* [REQUEST] Look through the material and copy each line holding "咸水沽镇".

(Dataset items)
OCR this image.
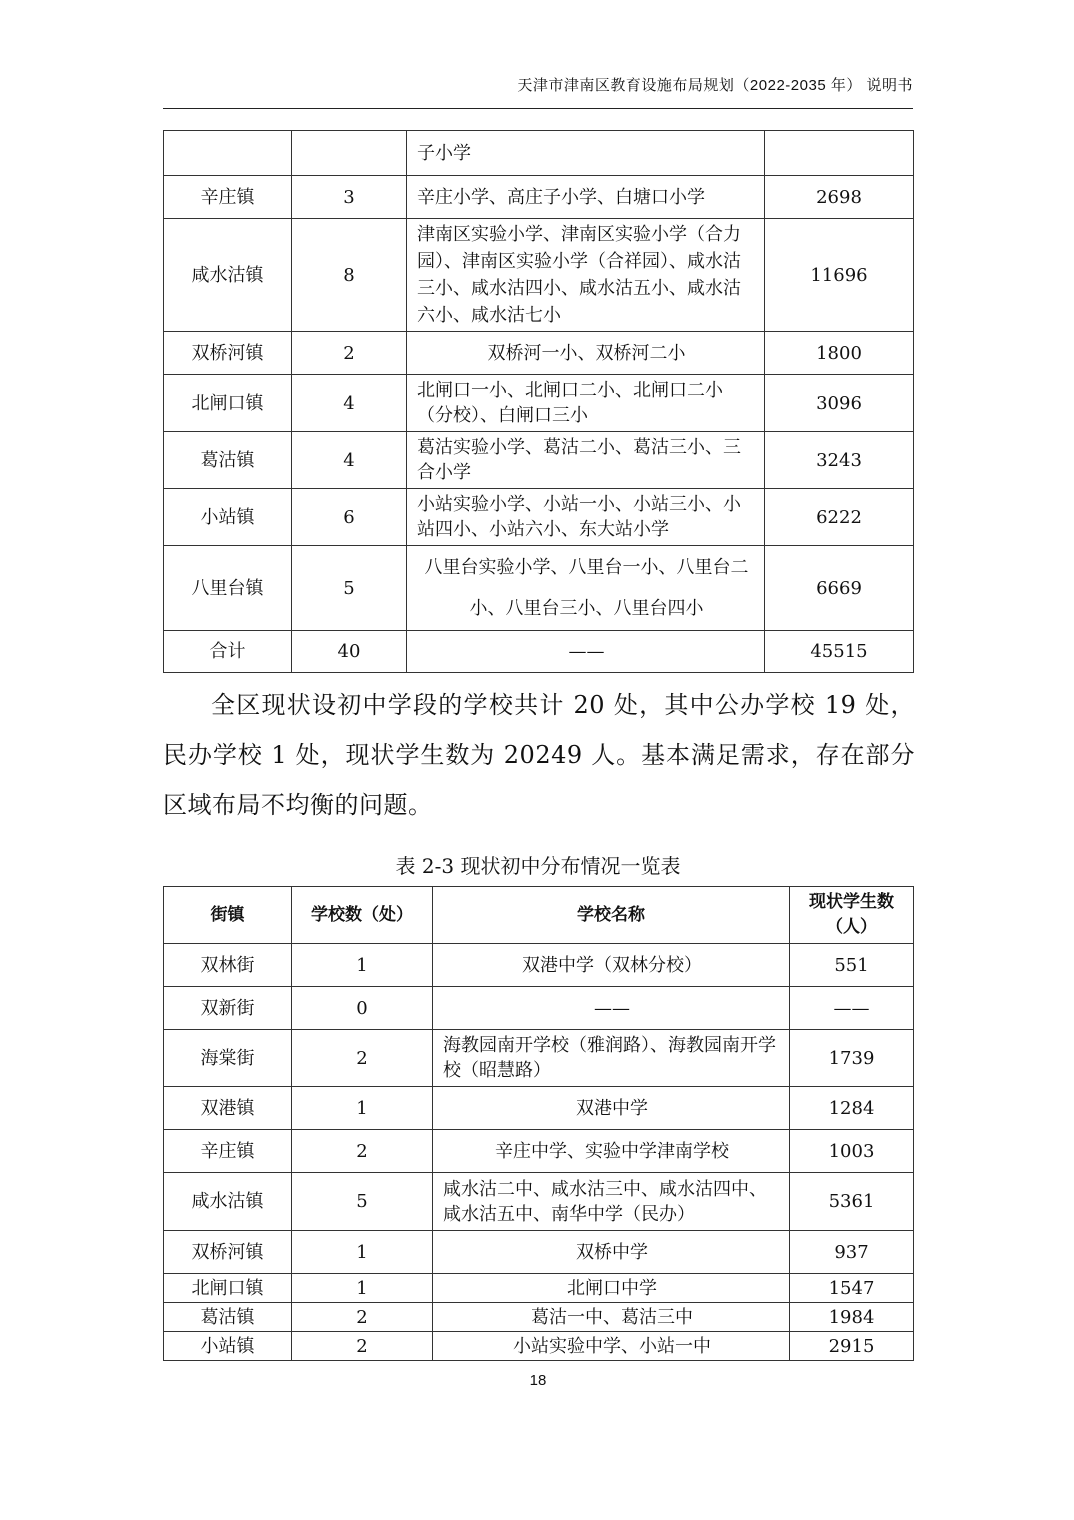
天津市津南区教育设施布局规划（2022-2035 年） 说明书
		子小学	
辛庄镇	3	辛庄小学、高庄子小学、白塘口小学	2698
咸水沽镇	8	津南区实验小学、津南区实验小学（合力园）、津南区实验小学（合祥园）、咸水沽三小、咸水沽四小、咸水沽五小、咸水沽六小、咸水沽七小	11696
双桥河镇	2	双桥河一小、双桥河二小	1800
北闸口镇	4	北闸口一小、北闸口二小、北闸口二小（分校）、白闸口三小	3096
葛沽镇	4	葛沽实验小学、葛沽二小、葛沽三小、三合小学	3243
小站镇	6	小站实验小学、小站一小、小站三小、小站四小、小站六小、东大站小学	6222
八里台镇	5	八里台实验小学、八里台一小、八里台二小、八里台三小、八里台四小	6669
合计	40	——	45515
全区现状设初中学段的学校共计 20 处，其中公办学校 19 处，民办学校 1 处，现状学生数为 20249 人。基本满足需求，存在部分区域布局不均衡的问题。
表 2-3 现状初中分布情况一览表
街镇	学校数（处）	学校名称	现状学生数（人）
双林街	1	双港中学（双林分校）	551
双新街	0	——	——
海棠街	2	海教园南开学校（雅润路）、海教园南开学校（昭慧路）	1739
双港镇	1	双港中学	1284
辛庄镇	2	辛庄中学、实验中学津南学校	1003
咸水沽镇	5	咸水沽二中、咸水沽三中、咸水沽四中、咸水沽五中、南华中学（民办）	5361
双桥河镇	1	双桥中学	937
北闸口镇	1	北闸口中学	1547
葛沽镇	2	葛沽一中、葛沽三中	1984
小站镇	2	小站实验中学、小站一中	2915
18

* [PROBLEM SOLUTION]
咸水沽镇	8	津南区实验小学、津南区实验小学（合力园）、津南区实验小学（合祥园）、咸水沽三小、咸水沽四小、咸水沽五小、咸水沽六小、咸水沽七小	11696
咸水沽镇	5	咸水沽二中、咸水沽三中、咸水沽四中、咸水沽五中、南华中学（民办）	5361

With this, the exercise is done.